> _Problem details_: Output the entries word for word. Omit images.

> _Given information_:

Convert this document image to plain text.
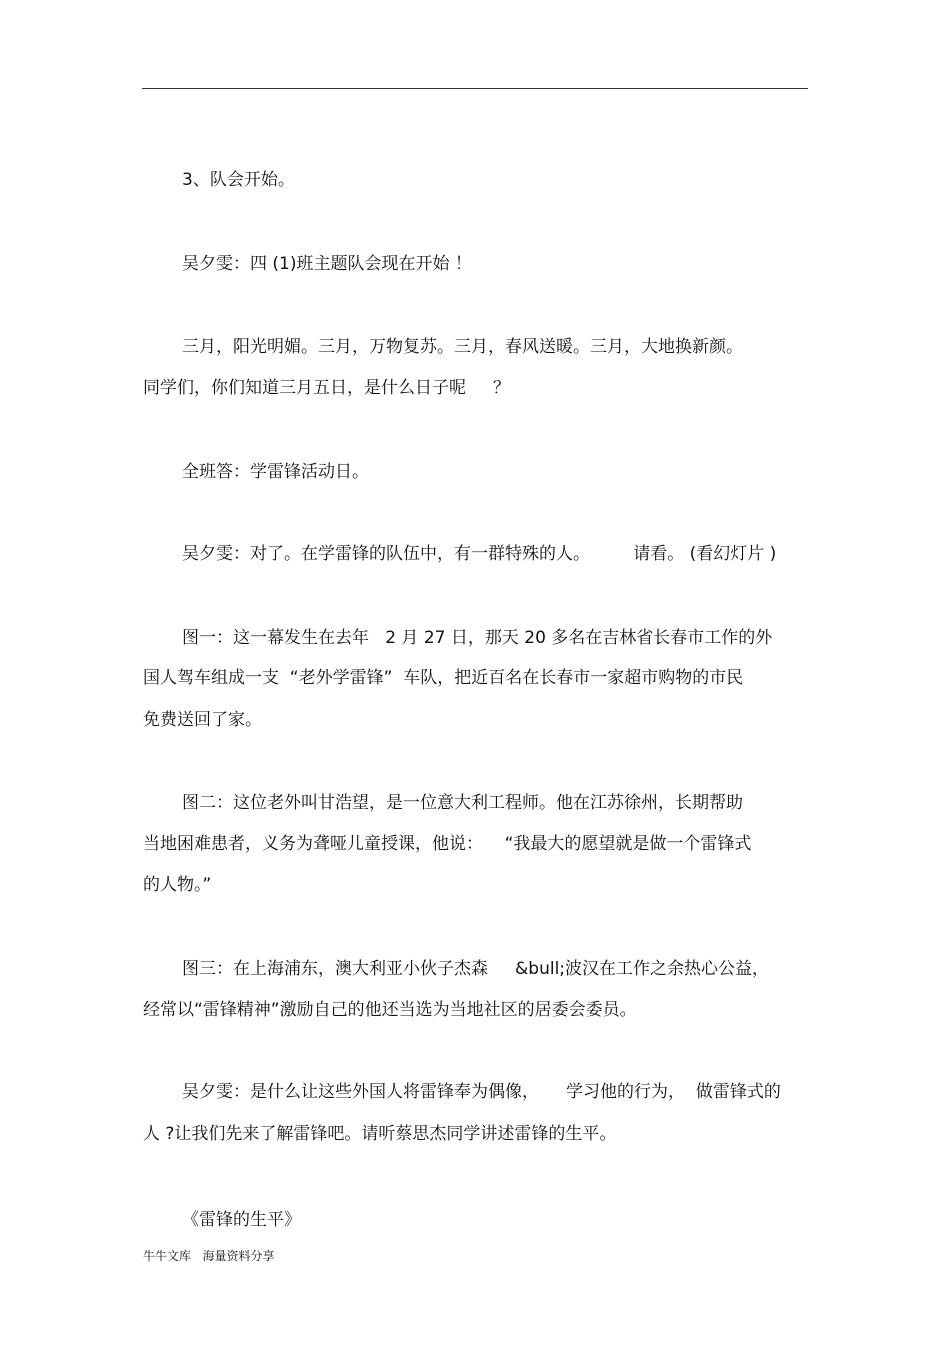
3、队会开始。
吴夕雯：四 (1)班主题队会现在开始 ！
三月，阳光明媚。三月，万物复苏。三月，春风送暖。三月，大地换新颜。
同学们，你们知道三月五日，是什么日子呢     ？
全班答：学雷锋活动日。
吴夕雯：对了。在学雷锋的队伍中，有一群特殊的人。        请看。 (看幻灯片 )
图一：这一幕发生在去年   2 月 27 日，那天 20 多名在吉林省长春市工作的外
国人驾车组成一支  “老外学雷锋”  车队，把近百名在长春市一家超市购物的市民
免费送回了家。
图二：这位老外叫甘浩望，是一位意大利工程师。他在江苏徐州，长期帮助
当地困难患者，义务为聋哑儿童授课，他说：    “我最大的愿望就是做一个雷锋式
的人物。”
图三：在上海浦东，澳大利亚小伙子杰森     &bull;波汉在工作之余热心公益，
经常以“雷锋精神”激励自己的他还当选为当地社区的居委会委员。
吴夕雯：是什么让这些外国人将雷锋奉为偶像，     学习他的行为，  做雷锋式的
人 ?让我们先来了解雷锋吧。请听蔡思杰同学讲述雷锋的生平。
《雷锋的生平》
牛牛文库   海量资料分享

> _Written solution_:
Convert this document image to plain text.
3、队会开始。
吴夕雯：四 (1)班主题队会现在开始 ！
三月，阳光明媚。三月，万物复苏。三月，春风送暖。三月，大地换新颜。
同学们，你们知道三月五日，是什么日子呢     ？
全班答：学雷锋活动日。
吴夕雯：对了。在学雷锋的队伍中，有一群特殊的人。        请看。 (看幻灯片 )
图一：这一幕发生在去年   2 月 27 日，那天 20 多名在吉林省长春市工作的外
国人驾车组成一支  “老外学雷锋”  车队，把近百名在长春市一家超市购物的市民
免费送回了家。
图二：这位老外叫甘浩望，是一位意大利工程师。他在江苏徐州，长期帮助
当地困难患者，义务为聋哑儿童授课，他说：    “我最大的愿望就是做一个雷锋式
的人物。”
图三：在上海浦东，澳大利亚小伙子杰森     &bull;波汉在工作之余热心公益，
经常以“雷锋精神”激励自己的他还当选为当地社区的居委会委员。
吴夕雯：是什么让这些外国人将雷锋奉为偶像，     学习他的行为，  做雷锋式的
人 ?让我们先来了解雷锋吧。请听蔡思杰同学讲述雷锋的生平。
《雷锋的生平》
牛牛文库   海量资料分享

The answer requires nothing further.